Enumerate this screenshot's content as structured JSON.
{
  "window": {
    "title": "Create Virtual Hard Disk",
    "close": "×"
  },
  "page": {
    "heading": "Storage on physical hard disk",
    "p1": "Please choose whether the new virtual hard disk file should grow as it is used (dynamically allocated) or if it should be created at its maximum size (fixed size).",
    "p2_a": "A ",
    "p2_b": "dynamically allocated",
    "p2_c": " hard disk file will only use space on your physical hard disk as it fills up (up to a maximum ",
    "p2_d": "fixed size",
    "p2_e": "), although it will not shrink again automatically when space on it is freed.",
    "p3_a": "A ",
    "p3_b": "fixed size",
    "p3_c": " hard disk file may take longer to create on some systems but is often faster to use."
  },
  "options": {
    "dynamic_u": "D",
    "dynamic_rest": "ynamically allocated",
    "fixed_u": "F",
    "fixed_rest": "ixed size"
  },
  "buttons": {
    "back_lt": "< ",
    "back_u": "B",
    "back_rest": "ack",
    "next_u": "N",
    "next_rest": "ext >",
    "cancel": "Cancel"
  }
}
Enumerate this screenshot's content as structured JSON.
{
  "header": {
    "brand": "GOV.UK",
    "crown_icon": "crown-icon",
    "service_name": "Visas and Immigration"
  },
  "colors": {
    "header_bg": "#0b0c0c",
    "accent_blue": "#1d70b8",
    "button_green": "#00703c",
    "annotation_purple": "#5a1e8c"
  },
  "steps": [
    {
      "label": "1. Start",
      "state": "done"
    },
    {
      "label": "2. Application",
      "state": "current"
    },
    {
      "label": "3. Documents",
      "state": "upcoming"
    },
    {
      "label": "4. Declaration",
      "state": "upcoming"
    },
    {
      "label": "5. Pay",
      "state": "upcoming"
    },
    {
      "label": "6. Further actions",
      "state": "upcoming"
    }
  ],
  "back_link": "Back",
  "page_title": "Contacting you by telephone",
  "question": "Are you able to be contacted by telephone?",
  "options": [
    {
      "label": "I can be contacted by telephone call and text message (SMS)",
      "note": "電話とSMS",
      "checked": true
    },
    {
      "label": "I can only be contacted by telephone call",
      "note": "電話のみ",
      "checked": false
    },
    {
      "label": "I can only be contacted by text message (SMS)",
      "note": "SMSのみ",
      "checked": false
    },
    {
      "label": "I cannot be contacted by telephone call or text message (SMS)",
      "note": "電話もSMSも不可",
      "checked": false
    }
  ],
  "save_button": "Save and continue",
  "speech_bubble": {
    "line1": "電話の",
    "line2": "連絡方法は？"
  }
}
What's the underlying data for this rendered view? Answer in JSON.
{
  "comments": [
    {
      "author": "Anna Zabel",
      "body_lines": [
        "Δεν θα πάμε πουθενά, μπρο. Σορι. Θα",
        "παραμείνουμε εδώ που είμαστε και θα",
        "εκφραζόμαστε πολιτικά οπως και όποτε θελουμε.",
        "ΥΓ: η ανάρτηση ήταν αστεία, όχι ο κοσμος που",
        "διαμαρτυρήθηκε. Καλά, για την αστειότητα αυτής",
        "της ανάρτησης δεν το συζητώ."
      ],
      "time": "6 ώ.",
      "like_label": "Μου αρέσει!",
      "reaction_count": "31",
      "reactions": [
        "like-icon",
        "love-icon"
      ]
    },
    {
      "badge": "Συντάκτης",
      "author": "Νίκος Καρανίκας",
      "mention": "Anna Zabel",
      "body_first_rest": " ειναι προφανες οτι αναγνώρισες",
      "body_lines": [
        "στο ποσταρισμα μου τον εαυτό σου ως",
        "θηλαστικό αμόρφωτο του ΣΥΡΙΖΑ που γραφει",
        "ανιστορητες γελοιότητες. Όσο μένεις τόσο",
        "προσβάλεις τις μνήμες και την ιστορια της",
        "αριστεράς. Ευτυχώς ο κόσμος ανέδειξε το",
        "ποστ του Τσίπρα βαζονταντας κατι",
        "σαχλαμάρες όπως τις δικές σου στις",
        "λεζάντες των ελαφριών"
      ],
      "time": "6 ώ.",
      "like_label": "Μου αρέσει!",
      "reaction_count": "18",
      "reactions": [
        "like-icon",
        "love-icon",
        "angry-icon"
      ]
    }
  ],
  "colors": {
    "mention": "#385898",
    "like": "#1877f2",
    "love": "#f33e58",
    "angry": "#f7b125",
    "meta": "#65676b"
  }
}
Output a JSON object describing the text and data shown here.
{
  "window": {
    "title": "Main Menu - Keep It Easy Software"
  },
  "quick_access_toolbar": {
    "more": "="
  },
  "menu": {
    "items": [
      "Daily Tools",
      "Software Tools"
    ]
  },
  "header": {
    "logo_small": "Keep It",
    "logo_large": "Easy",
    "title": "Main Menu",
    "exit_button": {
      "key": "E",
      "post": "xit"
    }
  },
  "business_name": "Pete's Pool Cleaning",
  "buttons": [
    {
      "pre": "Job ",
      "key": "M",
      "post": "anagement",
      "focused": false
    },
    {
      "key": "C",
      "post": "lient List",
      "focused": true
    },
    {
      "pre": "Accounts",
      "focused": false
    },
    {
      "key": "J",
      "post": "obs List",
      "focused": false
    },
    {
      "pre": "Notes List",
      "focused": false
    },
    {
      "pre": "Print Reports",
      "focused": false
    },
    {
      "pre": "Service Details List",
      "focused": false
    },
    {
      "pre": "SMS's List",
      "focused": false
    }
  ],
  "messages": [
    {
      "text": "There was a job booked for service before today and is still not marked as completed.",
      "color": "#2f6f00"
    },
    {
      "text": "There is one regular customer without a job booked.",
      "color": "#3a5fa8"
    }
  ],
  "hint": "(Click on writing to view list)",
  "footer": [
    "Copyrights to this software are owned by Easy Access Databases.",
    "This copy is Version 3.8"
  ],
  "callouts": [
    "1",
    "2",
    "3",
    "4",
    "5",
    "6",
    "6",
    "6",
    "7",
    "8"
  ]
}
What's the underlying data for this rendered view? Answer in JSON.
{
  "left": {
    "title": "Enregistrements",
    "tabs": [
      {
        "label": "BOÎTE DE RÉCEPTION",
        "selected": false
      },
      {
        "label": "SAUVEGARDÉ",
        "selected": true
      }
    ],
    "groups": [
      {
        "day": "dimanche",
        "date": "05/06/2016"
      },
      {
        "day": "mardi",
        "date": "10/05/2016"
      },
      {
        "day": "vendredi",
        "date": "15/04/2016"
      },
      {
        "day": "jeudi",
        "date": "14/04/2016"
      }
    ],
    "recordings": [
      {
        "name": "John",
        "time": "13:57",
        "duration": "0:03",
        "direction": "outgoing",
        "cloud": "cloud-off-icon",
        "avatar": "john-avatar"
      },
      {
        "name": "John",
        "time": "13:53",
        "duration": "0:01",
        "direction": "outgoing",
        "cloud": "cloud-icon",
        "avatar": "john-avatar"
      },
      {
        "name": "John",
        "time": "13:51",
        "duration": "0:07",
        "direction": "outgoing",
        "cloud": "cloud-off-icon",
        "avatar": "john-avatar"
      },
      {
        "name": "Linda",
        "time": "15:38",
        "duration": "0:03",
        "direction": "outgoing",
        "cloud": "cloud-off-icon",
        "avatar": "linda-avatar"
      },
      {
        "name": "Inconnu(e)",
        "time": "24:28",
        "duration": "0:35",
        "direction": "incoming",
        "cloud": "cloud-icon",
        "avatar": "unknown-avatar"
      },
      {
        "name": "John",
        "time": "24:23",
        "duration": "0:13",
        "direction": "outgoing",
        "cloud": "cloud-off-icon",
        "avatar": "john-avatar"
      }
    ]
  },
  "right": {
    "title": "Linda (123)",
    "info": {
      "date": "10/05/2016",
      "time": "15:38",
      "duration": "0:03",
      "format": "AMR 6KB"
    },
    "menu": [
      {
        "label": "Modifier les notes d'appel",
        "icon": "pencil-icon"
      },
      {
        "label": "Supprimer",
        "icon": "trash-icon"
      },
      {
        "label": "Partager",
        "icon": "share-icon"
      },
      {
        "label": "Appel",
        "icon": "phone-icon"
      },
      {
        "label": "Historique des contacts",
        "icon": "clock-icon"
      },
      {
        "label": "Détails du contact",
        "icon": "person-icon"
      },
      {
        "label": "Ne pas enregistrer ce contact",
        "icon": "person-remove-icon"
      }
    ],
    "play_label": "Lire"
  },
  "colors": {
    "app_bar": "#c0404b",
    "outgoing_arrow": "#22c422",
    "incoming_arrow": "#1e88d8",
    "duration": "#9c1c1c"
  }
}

## Exercise requirements
Check each line above for the word "true", and copy the lines where it appears.

## Complete output
      "checked": true
      "focused": true
        "selected": true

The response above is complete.